[Data extracted from a collection]
%%

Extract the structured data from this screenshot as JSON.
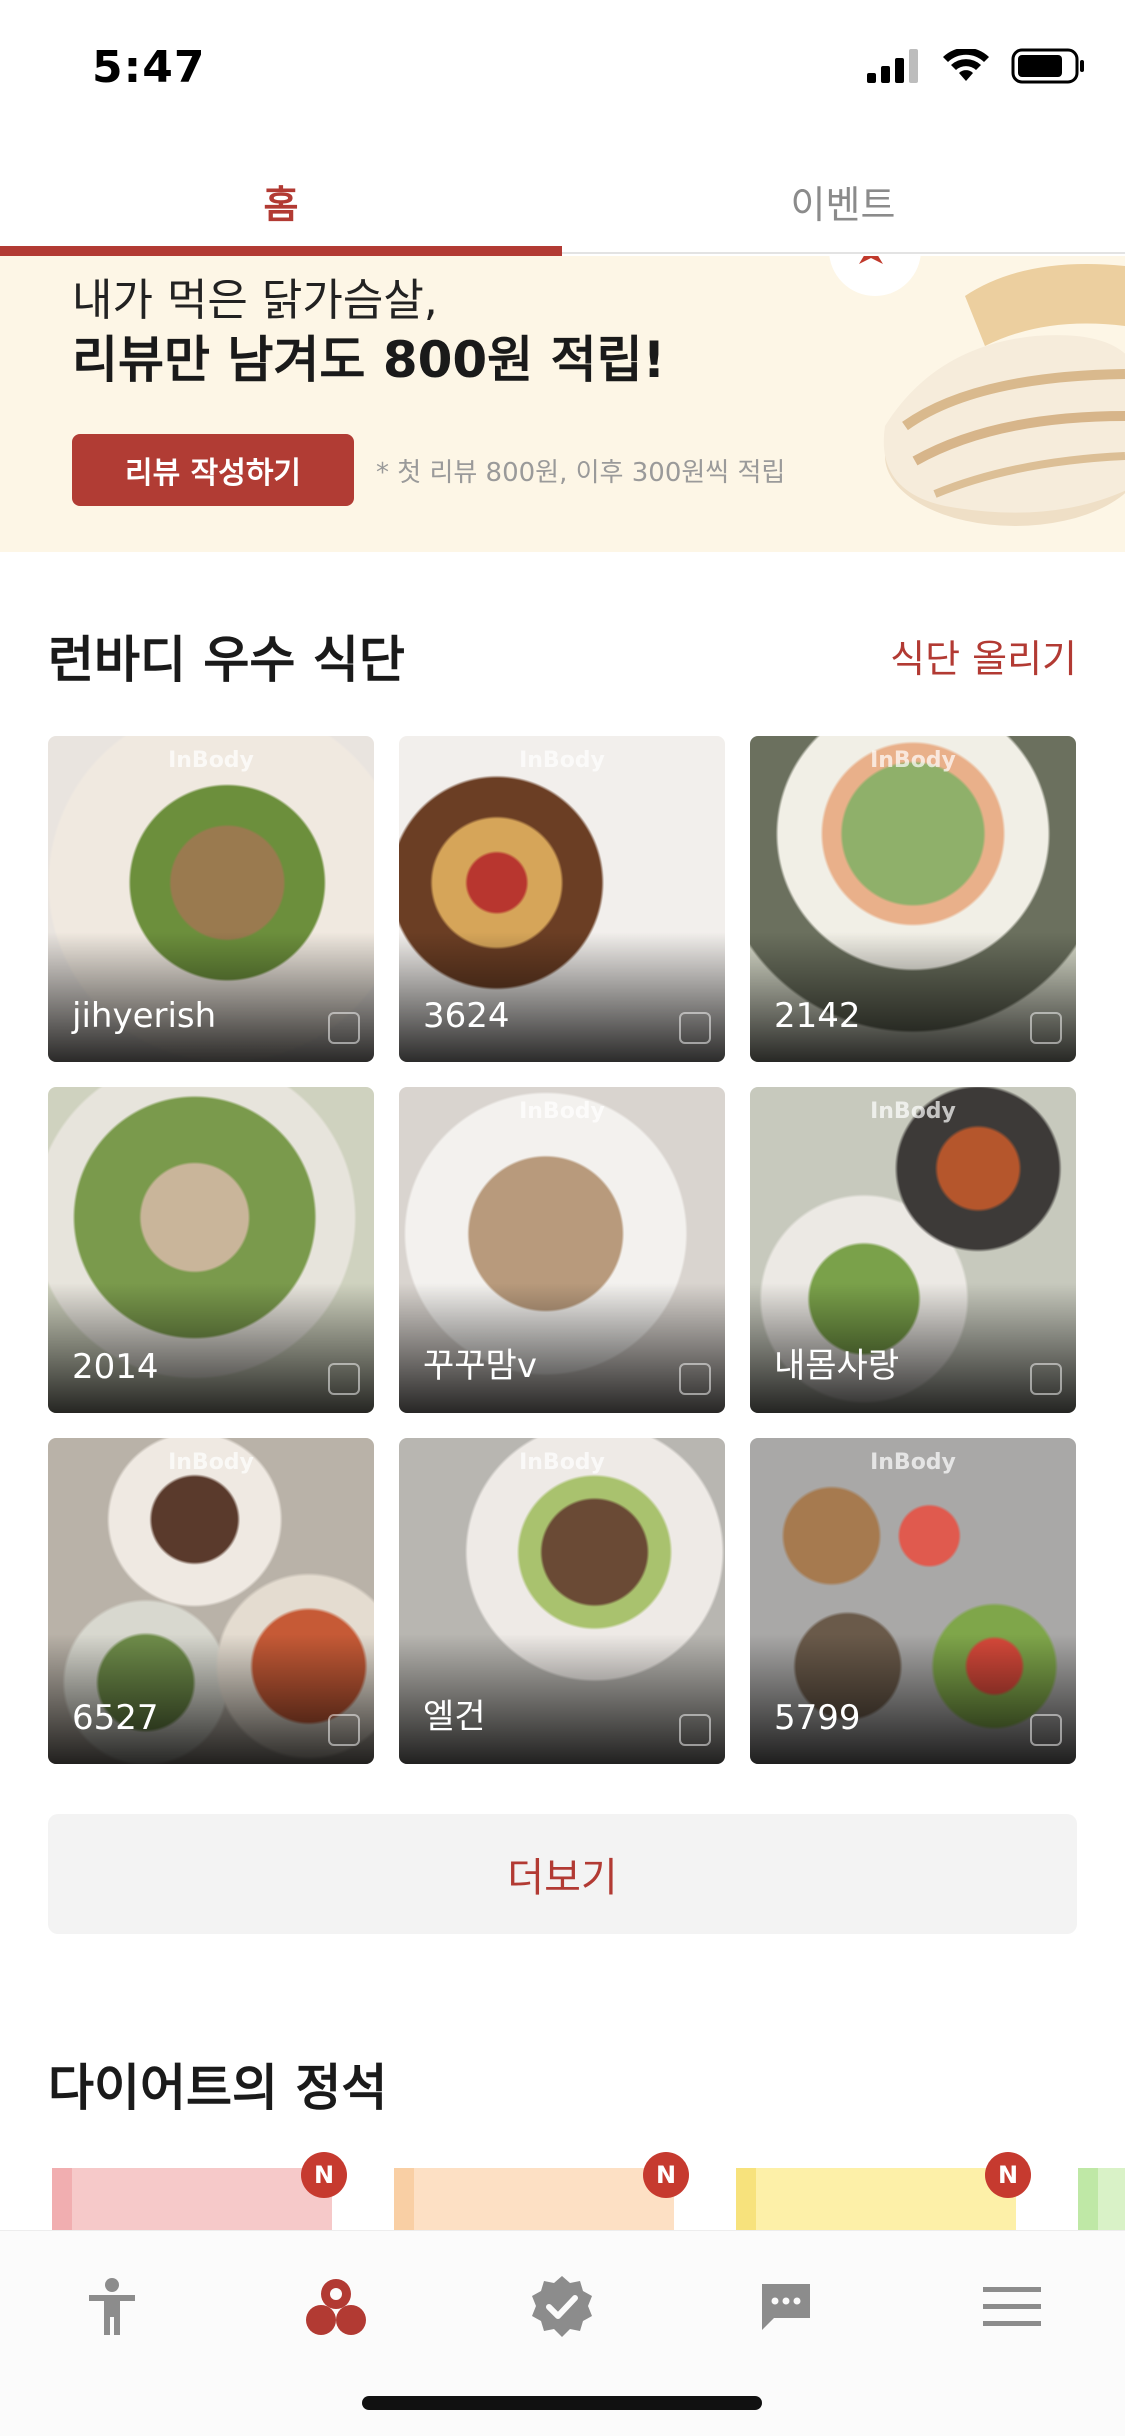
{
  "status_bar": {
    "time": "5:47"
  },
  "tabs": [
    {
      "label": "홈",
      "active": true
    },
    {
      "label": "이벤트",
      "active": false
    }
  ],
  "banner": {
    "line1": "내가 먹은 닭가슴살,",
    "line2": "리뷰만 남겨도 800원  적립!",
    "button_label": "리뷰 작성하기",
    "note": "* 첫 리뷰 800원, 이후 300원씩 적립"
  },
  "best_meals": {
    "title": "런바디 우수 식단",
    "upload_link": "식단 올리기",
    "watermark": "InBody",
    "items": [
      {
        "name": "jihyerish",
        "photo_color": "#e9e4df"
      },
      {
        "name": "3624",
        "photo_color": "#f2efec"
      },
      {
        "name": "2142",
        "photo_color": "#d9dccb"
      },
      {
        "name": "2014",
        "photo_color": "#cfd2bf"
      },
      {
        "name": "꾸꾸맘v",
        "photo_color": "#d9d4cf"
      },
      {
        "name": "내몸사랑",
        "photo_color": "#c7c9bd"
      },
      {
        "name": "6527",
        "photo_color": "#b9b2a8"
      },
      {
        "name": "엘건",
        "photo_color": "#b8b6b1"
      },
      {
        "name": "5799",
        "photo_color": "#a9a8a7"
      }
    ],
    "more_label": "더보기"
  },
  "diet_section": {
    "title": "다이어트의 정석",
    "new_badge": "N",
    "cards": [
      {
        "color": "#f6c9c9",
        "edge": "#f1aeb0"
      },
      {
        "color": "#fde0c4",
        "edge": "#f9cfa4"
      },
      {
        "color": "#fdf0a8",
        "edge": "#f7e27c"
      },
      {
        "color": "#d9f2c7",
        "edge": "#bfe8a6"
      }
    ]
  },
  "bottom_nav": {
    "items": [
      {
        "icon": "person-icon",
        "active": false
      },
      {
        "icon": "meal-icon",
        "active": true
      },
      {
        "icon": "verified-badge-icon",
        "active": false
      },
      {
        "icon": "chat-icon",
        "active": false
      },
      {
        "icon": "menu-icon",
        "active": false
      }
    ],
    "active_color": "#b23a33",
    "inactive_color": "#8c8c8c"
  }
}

%%
%%

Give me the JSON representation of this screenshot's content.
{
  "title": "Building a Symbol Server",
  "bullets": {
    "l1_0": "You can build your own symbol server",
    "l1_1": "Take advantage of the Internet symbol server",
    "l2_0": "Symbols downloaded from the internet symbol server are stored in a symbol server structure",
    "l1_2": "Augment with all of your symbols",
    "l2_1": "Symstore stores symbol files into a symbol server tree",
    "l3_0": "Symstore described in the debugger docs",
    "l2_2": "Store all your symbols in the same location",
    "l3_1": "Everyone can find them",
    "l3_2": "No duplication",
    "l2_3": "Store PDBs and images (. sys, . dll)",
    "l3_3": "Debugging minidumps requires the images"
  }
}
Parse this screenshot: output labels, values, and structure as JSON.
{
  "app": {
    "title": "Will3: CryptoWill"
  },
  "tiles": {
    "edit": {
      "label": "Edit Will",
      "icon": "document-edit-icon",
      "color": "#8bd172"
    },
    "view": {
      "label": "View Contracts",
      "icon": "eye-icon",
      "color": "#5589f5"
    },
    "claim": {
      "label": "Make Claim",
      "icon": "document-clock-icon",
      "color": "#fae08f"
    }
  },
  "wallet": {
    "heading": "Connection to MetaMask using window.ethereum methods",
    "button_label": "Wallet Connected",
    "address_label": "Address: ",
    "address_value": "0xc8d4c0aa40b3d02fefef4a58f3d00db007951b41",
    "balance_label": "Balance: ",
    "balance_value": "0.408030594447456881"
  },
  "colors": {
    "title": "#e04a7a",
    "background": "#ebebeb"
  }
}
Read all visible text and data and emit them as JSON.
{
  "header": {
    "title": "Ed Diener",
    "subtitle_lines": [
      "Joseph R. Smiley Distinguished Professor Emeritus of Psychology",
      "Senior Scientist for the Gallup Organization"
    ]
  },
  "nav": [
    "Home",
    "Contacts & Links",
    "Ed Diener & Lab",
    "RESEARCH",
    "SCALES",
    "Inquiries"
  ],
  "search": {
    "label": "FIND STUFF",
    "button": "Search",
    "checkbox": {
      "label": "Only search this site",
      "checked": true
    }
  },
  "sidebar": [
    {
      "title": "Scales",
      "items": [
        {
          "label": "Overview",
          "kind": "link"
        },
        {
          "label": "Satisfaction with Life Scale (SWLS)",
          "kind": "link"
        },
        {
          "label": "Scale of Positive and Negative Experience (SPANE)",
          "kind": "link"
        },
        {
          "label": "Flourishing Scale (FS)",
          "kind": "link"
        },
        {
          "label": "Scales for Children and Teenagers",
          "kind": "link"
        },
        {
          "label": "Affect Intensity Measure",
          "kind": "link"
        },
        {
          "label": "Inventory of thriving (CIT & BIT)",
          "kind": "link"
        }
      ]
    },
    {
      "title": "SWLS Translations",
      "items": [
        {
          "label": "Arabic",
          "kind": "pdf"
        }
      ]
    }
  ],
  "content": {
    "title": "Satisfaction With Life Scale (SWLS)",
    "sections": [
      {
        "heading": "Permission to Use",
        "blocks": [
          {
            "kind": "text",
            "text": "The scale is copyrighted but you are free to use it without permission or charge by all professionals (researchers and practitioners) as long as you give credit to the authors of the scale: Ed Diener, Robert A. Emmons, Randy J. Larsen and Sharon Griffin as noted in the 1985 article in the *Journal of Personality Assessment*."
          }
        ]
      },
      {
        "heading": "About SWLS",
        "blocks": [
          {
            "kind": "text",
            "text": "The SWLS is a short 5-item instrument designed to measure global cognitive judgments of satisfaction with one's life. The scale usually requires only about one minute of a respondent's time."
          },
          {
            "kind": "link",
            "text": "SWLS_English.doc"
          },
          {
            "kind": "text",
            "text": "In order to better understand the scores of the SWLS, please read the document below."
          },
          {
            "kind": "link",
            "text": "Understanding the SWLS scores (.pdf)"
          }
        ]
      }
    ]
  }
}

%%

▶ **GOAL**: In the records above, tally the lines where the word "scores" appears, and give the number and nothing else.

▶ **EXPECTED ANSWER**: 2